- **Set problem**
Below are some records. Copy every line in them that holds "posibilidad".
━━━━━ Record list ━━━━━
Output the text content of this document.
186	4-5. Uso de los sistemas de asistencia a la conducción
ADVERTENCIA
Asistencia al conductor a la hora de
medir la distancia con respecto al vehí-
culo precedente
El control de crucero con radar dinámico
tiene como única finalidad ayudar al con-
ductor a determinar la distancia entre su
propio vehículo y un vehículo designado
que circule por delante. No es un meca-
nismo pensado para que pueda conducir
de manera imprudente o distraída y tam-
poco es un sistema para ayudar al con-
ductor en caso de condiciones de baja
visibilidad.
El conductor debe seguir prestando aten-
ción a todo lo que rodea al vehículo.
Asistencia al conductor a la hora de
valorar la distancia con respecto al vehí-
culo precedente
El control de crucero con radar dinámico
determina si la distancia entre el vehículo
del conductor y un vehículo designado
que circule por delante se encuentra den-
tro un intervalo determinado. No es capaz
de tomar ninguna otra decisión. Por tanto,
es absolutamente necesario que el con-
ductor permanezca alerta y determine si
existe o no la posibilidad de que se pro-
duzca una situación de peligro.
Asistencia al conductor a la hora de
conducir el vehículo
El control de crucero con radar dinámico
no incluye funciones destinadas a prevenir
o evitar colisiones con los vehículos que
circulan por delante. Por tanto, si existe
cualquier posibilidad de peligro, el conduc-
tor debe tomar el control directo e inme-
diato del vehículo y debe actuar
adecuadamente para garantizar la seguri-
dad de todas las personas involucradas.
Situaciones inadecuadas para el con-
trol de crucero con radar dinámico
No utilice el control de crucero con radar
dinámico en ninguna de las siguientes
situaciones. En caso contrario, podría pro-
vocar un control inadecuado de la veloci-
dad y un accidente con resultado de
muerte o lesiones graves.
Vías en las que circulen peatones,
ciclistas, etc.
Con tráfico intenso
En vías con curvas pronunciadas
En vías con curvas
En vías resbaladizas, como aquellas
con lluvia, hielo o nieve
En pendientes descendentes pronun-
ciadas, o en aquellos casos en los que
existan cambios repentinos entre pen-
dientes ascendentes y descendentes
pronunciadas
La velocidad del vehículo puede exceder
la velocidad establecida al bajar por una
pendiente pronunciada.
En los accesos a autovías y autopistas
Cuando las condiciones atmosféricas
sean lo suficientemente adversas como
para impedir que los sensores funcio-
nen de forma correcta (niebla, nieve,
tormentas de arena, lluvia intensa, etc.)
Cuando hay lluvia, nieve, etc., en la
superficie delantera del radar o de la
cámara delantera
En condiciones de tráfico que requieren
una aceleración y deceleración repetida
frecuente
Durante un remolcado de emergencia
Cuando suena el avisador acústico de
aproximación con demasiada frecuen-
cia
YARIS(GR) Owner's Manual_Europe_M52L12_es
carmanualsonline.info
━━━━━
- **Response**
existe o no la posibilidad de que se pro-
cualquier posibilidad de peligro, el conduc-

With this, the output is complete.